Dataset items:

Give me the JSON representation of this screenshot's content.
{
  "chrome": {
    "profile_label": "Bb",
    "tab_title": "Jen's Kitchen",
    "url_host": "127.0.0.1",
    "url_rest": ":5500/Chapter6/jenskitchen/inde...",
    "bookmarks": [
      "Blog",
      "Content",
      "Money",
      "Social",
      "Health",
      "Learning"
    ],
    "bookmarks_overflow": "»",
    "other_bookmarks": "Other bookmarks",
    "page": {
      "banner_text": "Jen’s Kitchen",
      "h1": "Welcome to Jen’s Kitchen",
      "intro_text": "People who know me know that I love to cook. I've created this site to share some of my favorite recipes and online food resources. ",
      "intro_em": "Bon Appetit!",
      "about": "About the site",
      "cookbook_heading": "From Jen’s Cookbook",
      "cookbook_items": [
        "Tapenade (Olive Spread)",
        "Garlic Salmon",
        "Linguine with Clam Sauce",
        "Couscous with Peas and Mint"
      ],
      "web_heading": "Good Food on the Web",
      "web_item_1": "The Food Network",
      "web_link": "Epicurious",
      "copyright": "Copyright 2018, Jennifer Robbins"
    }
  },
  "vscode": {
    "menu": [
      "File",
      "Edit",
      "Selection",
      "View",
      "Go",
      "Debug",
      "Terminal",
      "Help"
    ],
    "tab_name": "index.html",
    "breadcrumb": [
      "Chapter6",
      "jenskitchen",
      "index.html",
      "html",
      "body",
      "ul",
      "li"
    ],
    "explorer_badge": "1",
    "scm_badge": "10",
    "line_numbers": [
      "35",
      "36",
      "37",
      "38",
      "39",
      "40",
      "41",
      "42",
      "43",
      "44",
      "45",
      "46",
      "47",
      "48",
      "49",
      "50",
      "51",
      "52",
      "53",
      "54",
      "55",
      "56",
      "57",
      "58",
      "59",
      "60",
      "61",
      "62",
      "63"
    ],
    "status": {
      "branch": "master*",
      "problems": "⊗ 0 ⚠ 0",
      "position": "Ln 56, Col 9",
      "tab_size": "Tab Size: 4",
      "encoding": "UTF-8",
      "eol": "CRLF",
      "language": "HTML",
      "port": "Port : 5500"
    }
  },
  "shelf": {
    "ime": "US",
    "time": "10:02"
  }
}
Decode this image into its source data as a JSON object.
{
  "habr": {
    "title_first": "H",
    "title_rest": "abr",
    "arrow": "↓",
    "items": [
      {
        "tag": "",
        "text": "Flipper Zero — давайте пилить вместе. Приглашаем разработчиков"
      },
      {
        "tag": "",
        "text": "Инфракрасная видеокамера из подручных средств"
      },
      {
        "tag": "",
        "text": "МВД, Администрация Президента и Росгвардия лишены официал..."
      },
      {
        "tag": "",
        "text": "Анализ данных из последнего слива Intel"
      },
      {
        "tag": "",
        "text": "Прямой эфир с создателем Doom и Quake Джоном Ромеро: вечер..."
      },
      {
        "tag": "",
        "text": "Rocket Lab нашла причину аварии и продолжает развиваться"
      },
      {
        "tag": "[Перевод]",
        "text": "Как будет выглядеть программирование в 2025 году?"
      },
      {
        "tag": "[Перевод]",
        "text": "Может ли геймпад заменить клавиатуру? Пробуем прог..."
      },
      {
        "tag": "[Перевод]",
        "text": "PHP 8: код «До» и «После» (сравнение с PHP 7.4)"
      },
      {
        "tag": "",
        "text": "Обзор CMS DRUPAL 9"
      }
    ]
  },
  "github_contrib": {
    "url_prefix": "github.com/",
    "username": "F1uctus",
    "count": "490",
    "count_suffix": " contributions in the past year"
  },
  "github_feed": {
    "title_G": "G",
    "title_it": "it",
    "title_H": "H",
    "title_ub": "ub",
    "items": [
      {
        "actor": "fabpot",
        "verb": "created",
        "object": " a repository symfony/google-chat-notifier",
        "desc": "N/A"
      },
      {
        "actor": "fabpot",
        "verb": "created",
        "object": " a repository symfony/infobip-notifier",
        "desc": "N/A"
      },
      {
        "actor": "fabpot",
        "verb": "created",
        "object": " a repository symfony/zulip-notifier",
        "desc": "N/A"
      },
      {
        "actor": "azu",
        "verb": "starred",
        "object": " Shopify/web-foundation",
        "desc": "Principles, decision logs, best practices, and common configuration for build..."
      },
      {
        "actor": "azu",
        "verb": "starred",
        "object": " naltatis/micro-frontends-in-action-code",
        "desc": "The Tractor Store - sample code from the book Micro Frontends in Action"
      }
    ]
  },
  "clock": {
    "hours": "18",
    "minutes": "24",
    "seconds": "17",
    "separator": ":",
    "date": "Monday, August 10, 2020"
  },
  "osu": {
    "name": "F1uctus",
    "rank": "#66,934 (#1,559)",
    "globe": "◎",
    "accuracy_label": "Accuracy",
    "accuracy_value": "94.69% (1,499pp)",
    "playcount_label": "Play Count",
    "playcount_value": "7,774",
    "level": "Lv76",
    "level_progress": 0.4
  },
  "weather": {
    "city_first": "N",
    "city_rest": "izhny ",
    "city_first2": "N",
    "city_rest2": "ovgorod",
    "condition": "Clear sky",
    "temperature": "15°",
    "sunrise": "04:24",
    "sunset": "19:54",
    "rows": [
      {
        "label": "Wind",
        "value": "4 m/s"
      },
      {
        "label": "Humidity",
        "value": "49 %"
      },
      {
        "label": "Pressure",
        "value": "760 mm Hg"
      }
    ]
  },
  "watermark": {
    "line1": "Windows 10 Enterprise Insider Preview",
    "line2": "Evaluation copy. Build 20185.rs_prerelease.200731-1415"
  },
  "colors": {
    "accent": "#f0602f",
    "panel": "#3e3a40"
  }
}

### Exercise task
Pull out all lines from the entries above that include the word "this".

### Task solution
Give me the JSON representation of this screenshot's content.
      "intro_text": "People who know me know that I love to cook. I've created this site to share some of my favorite recipes and online food resources. ",
Decode this image into its source data as a JSON object.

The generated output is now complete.